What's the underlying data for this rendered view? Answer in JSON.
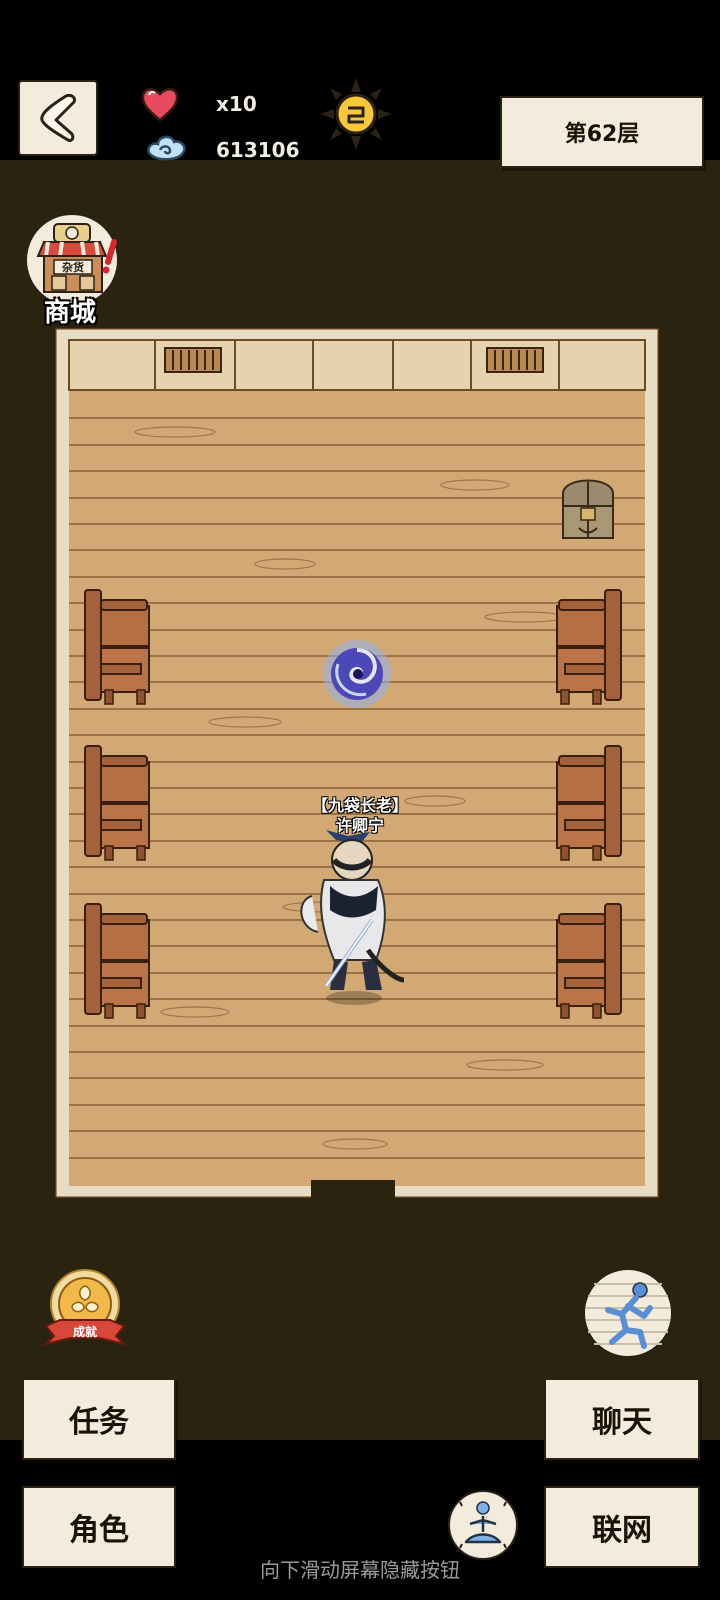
{
  "header": {
    "hearts_count": "x10",
    "currency_value": "613106",
    "floor_label": "第62层"
  },
  "shop": {
    "label": "商城",
    "sign_text": "杂货"
  },
  "achievement": {
    "ribbon_text": "成就"
  },
  "npc": {
    "title": "【九袋长老】",
    "name": "许卿宁"
  },
  "buttons": {
    "task": "任务",
    "chat": "聊天",
    "role": "角色",
    "network": "联网"
  },
  "hint": "向下滑动屏幕隐藏按钮",
  "colors": {
    "floor_wood": "#d2a874",
    "floor_line": "#8a5f34",
    "wall": "#e6d2ac",
    "chair": "#a4623a",
    "background": "#2a2310",
    "paper": "#f3ecdc"
  },
  "icons": {
    "back": "chevron-left-icon",
    "heart": "heart-icon",
    "currency": "cloud-swirl-icon",
    "sun": "sun-icon",
    "shop": "shop-icon",
    "achievement": "achievement-icon",
    "run": "running-man-icon",
    "meditate": "meditate-icon"
  }
}
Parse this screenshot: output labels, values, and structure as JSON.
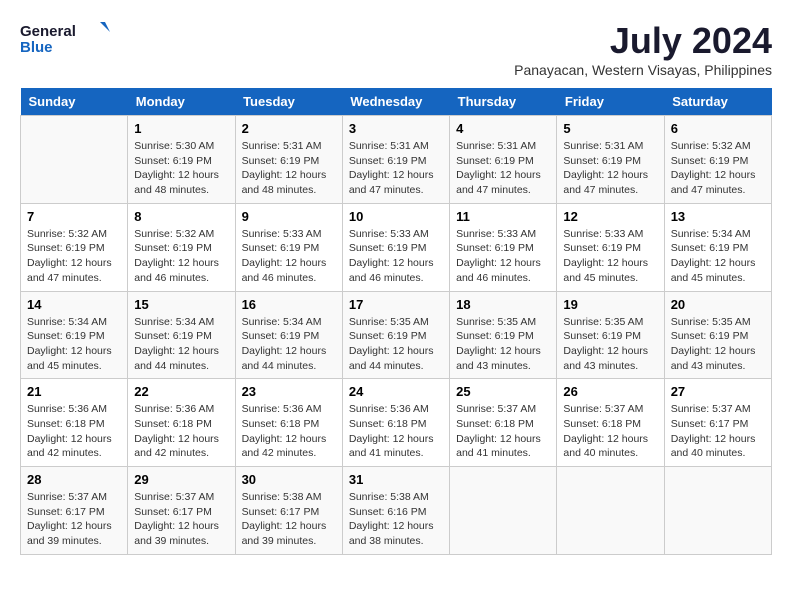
{
  "header": {
    "logo_line1": "General",
    "logo_line2": "Blue",
    "main_title": "July 2024",
    "subtitle": "Panayacan, Western Visayas, Philippines"
  },
  "days_of_week": [
    "Sunday",
    "Monday",
    "Tuesday",
    "Wednesday",
    "Thursday",
    "Friday",
    "Saturday"
  ],
  "weeks": [
    [
      {
        "day": "",
        "info": ""
      },
      {
        "day": "1",
        "info": "Sunrise: 5:30 AM\nSunset: 6:19 PM\nDaylight: 12 hours and 48 minutes."
      },
      {
        "day": "2",
        "info": "Sunrise: 5:31 AM\nSunset: 6:19 PM\nDaylight: 12 hours and 48 minutes."
      },
      {
        "day": "3",
        "info": "Sunrise: 5:31 AM\nSunset: 6:19 PM\nDaylight: 12 hours and 47 minutes."
      },
      {
        "day": "4",
        "info": "Sunrise: 5:31 AM\nSunset: 6:19 PM\nDaylight: 12 hours and 47 minutes."
      },
      {
        "day": "5",
        "info": "Sunrise: 5:31 AM\nSunset: 6:19 PM\nDaylight: 12 hours and 47 minutes."
      },
      {
        "day": "6",
        "info": "Sunrise: 5:32 AM\nSunset: 6:19 PM\nDaylight: 12 hours and 47 minutes."
      }
    ],
    [
      {
        "day": "7",
        "info": "Sunrise: 5:32 AM\nSunset: 6:19 PM\nDaylight: 12 hours and 47 minutes."
      },
      {
        "day": "8",
        "info": "Sunrise: 5:32 AM\nSunset: 6:19 PM\nDaylight: 12 hours and 46 minutes."
      },
      {
        "day": "9",
        "info": "Sunrise: 5:33 AM\nSunset: 6:19 PM\nDaylight: 12 hours and 46 minutes."
      },
      {
        "day": "10",
        "info": "Sunrise: 5:33 AM\nSunset: 6:19 PM\nDaylight: 12 hours and 46 minutes."
      },
      {
        "day": "11",
        "info": "Sunrise: 5:33 AM\nSunset: 6:19 PM\nDaylight: 12 hours and 46 minutes."
      },
      {
        "day": "12",
        "info": "Sunrise: 5:33 AM\nSunset: 6:19 PM\nDaylight: 12 hours and 45 minutes."
      },
      {
        "day": "13",
        "info": "Sunrise: 5:34 AM\nSunset: 6:19 PM\nDaylight: 12 hours and 45 minutes."
      }
    ],
    [
      {
        "day": "14",
        "info": "Sunrise: 5:34 AM\nSunset: 6:19 PM\nDaylight: 12 hours and 45 minutes."
      },
      {
        "day": "15",
        "info": "Sunrise: 5:34 AM\nSunset: 6:19 PM\nDaylight: 12 hours and 44 minutes."
      },
      {
        "day": "16",
        "info": "Sunrise: 5:34 AM\nSunset: 6:19 PM\nDaylight: 12 hours and 44 minutes."
      },
      {
        "day": "17",
        "info": "Sunrise: 5:35 AM\nSunset: 6:19 PM\nDaylight: 12 hours and 44 minutes."
      },
      {
        "day": "18",
        "info": "Sunrise: 5:35 AM\nSunset: 6:19 PM\nDaylight: 12 hours and 43 minutes."
      },
      {
        "day": "19",
        "info": "Sunrise: 5:35 AM\nSunset: 6:19 PM\nDaylight: 12 hours and 43 minutes."
      },
      {
        "day": "20",
        "info": "Sunrise: 5:35 AM\nSunset: 6:19 PM\nDaylight: 12 hours and 43 minutes."
      }
    ],
    [
      {
        "day": "21",
        "info": "Sunrise: 5:36 AM\nSunset: 6:18 PM\nDaylight: 12 hours and 42 minutes."
      },
      {
        "day": "22",
        "info": "Sunrise: 5:36 AM\nSunset: 6:18 PM\nDaylight: 12 hours and 42 minutes."
      },
      {
        "day": "23",
        "info": "Sunrise: 5:36 AM\nSunset: 6:18 PM\nDaylight: 12 hours and 42 minutes."
      },
      {
        "day": "24",
        "info": "Sunrise: 5:36 AM\nSunset: 6:18 PM\nDaylight: 12 hours and 41 minutes."
      },
      {
        "day": "25",
        "info": "Sunrise: 5:37 AM\nSunset: 6:18 PM\nDaylight: 12 hours and 41 minutes."
      },
      {
        "day": "26",
        "info": "Sunrise: 5:37 AM\nSunset: 6:18 PM\nDaylight: 12 hours and 40 minutes."
      },
      {
        "day": "27",
        "info": "Sunrise: 5:37 AM\nSunset: 6:17 PM\nDaylight: 12 hours and 40 minutes."
      }
    ],
    [
      {
        "day": "28",
        "info": "Sunrise: 5:37 AM\nSunset: 6:17 PM\nDaylight: 12 hours and 39 minutes."
      },
      {
        "day": "29",
        "info": "Sunrise: 5:37 AM\nSunset: 6:17 PM\nDaylight: 12 hours and 39 minutes."
      },
      {
        "day": "30",
        "info": "Sunrise: 5:38 AM\nSunset: 6:17 PM\nDaylight: 12 hours and 39 minutes."
      },
      {
        "day": "31",
        "info": "Sunrise: 5:38 AM\nSunset: 6:16 PM\nDaylight: 12 hours and 38 minutes."
      },
      {
        "day": "",
        "info": ""
      },
      {
        "day": "",
        "info": ""
      },
      {
        "day": "",
        "info": ""
      }
    ]
  ]
}
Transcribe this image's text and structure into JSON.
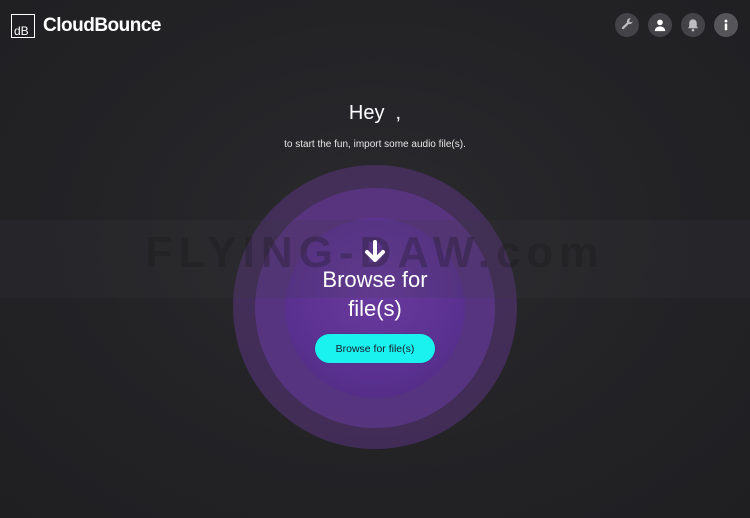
{
  "app": {
    "brand_mark": "dB",
    "brand_name": "CloudBounce"
  },
  "header": {
    "icons": [
      "wrench-icon",
      "user-icon",
      "bell-icon",
      "info-icon"
    ]
  },
  "main": {
    "greeting": "Hey  ,",
    "subtitle": "to start the fun, import some audio file(s).",
    "dropzone_title_line1": "Browse for",
    "dropzone_title_line2": "file(s)",
    "browse_button_label": "Browse for file(s)",
    "watermark": "FLYING-DAW.com"
  },
  "colors": {
    "accent": "#19f2ee",
    "circle_purple": "#5a3190",
    "background": "#232326"
  }
}
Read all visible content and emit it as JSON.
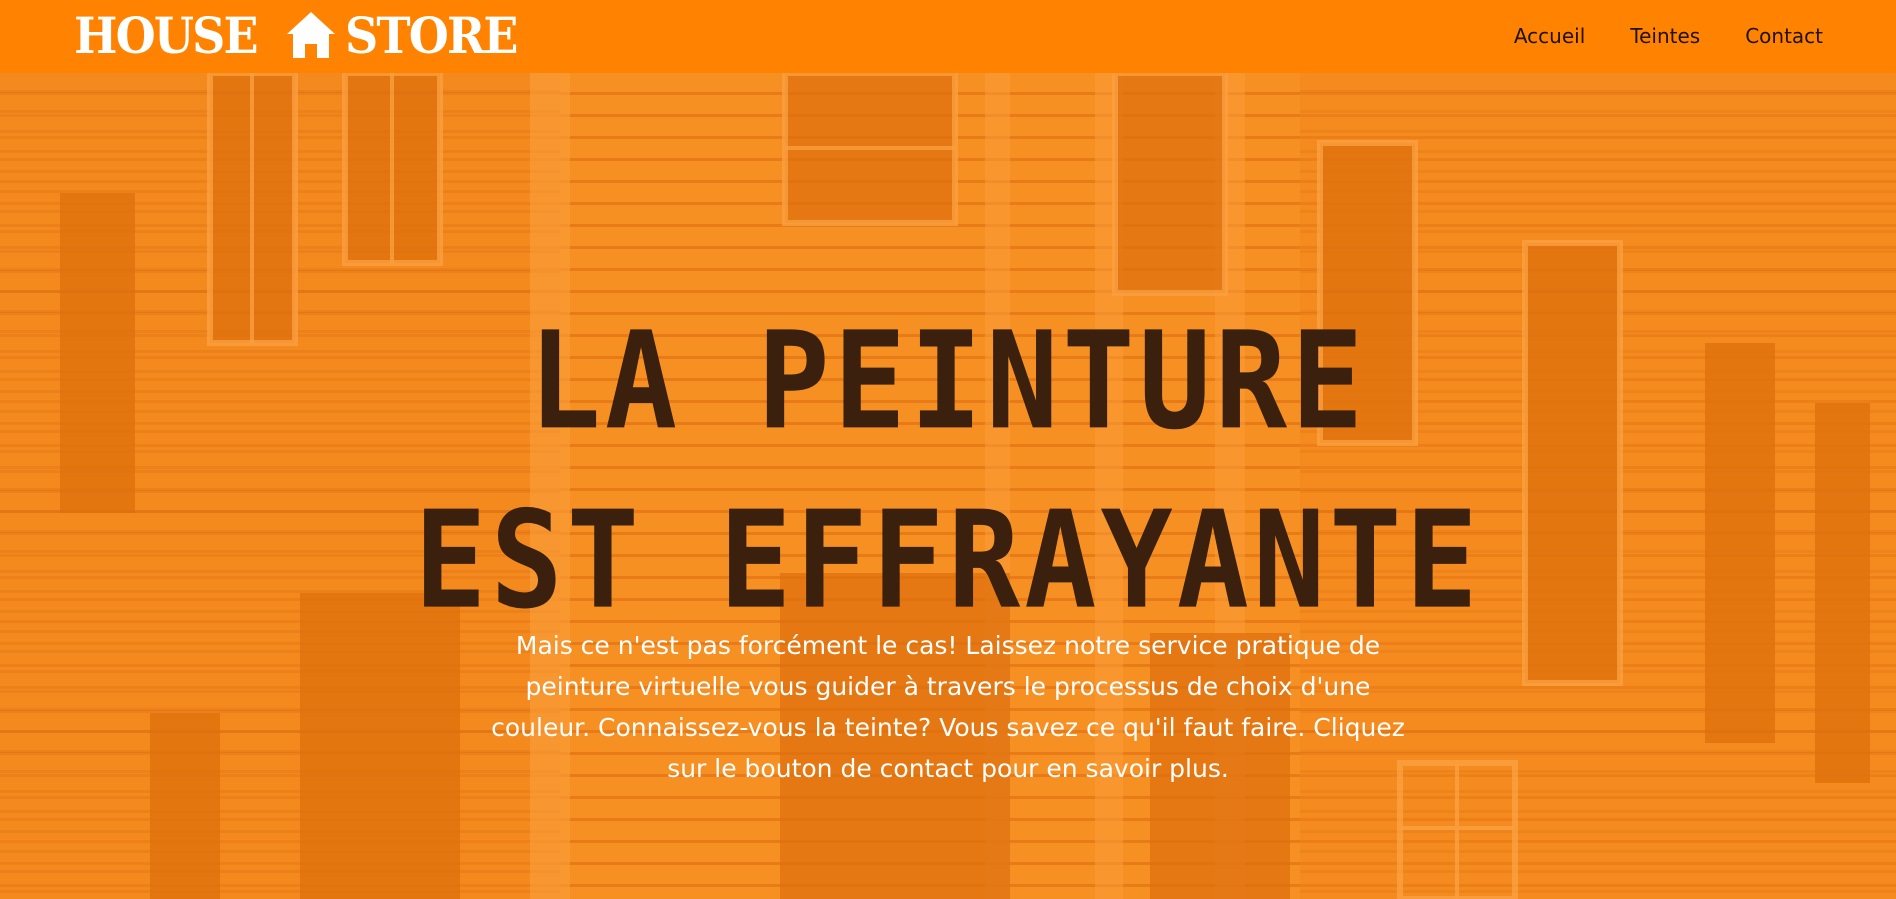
{
  "brand": {
    "logo_left": "HOUSE",
    "logo_right": "STORE",
    "icon": "house-icon"
  },
  "nav": {
    "items": [
      {
        "label": "Accueil"
      },
      {
        "label": "Teintes"
      },
      {
        "label": "Contact"
      }
    ]
  },
  "hero": {
    "title_line_1": "LA PEINTURE",
    "title_line_2": "EST EFFRAYANTE",
    "paragraph": "Mais ce n'est pas forcément le cas! Laissez notre service pratique de peinture virtuelle vous guider à travers le processus de choix d'une couleur. Connaissez-vous la teinte? Vous savez ce qu'il faut faire. Cliquez sur le bouton de contact pour en savoir plus.",
    "background_image": "abandoned-wooden-house-photo"
  },
  "colors": {
    "accent": "#ff8200",
    "title_text": "#3a200d",
    "nav_text": "#1f1208",
    "hero_text": "#ffffff"
  }
}
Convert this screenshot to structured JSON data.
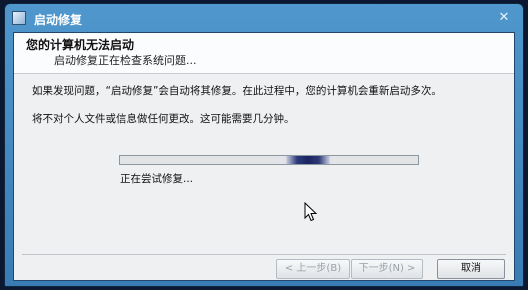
{
  "window": {
    "title": "启动修复"
  },
  "header": {
    "heading": "您的计算机无法启动",
    "subheading": "启动修复正在检查系统问题..."
  },
  "body": {
    "paragraph1": "如果发现问题，“启动修复”会自动将其修复。在此过程中，您的计算机会重新启动多次。",
    "paragraph2": "将不对个人文件或信息做任何更改。这可能需要几分钟。"
  },
  "progress": {
    "type": "marquee",
    "position_fraction": 0.63
  },
  "status": {
    "text": "正在尝试修复..."
  },
  "buttons": {
    "back": "< 上一步(B)",
    "next": "下一步(N) >",
    "cancel": "取消"
  },
  "icons": {
    "close": "close-icon",
    "app": "startup-repair-icon",
    "cursor": "mouse-pointer-icon"
  }
}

================================

▶ **Direction**: Copy only the lines running from the one that holds "Transcribe this image's" through the last line of the data, and include both of those lines. Do not copy any pictures.

▶ **Written reply**:
Transcribe this image's text and structure into JSON.
{
  "app": {
    "brand_mark": "dB",
    "brand_name": "CloudBounce"
  },
  "header": {
    "icons": [
      "wrench-icon",
      "user-icon",
      "bell-icon",
      "info-icon"
    ]
  },
  "main": {
    "greeting": "Hey  ,",
    "subtitle": "to start the fun, import some audio file(s).",
    "dropzone_title_line1": "Browse for",
    "dropzone_title_line2": "file(s)",
    "browse_button_label": "Browse for file(s)",
    "watermark": "FLYING-DAW.com"
  },
  "colors": {
    "accent": "#19f2ee",
    "circle_purple": "#5a3190",
    "background": "#232326"
  }
}
Read all visible content and emit it as JSON.
{
  "brand": {
    "logo_left": "HOUSE",
    "logo_right": "STORE",
    "icon": "house-icon"
  },
  "nav": {
    "items": [
      {
        "label": "Accueil"
      },
      {
        "label": "Teintes"
      },
      {
        "label": "Contact"
      }
    ]
  },
  "hero": {
    "title_line_1": "LA PEINTURE",
    "title_line_2": "EST EFFRAYANTE",
    "paragraph": "Mais ce n'est pas forcément le cas! Laissez notre service pratique de peinture virtuelle vous guider à travers le processus de choix d'une couleur. Connaissez-vous la teinte? Vous savez ce qu'il faut faire. Cliquez sur le bouton de contact pour en savoir plus.",
    "background_image": "abandoned-wooden-house-photo"
  },
  "colors": {
    "accent": "#ff8200",
    "title_text": "#3a200d",
    "nav_text": "#1f1208",
    "hero_text": "#ffffff"
  }
}
Convert this screenshot to structured JSON data.
{
  "window": {
    "title": "启动修复"
  },
  "header": {
    "heading": "您的计算机无法启动",
    "subheading": "启动修复正在检查系统问题..."
  },
  "body": {
    "paragraph1": "如果发现问题，“启动修复”会自动将其修复。在此过程中，您的计算机会重新启动多次。",
    "paragraph2": "将不对个人文件或信息做任何更改。这可能需要几分钟。"
  },
  "progress": {
    "type": "marquee",
    "position_fraction": 0.63
  },
  "status": {
    "text": "正在尝试修复..."
  },
  "buttons": {
    "back": "< 上一步(B)",
    "next": "下一步(N) >",
    "cancel": "取消"
  },
  "icons": {
    "close": "close-icon",
    "app": "startup-repair-icon",
    "cursor": "mouse-pointer-icon"
  }
}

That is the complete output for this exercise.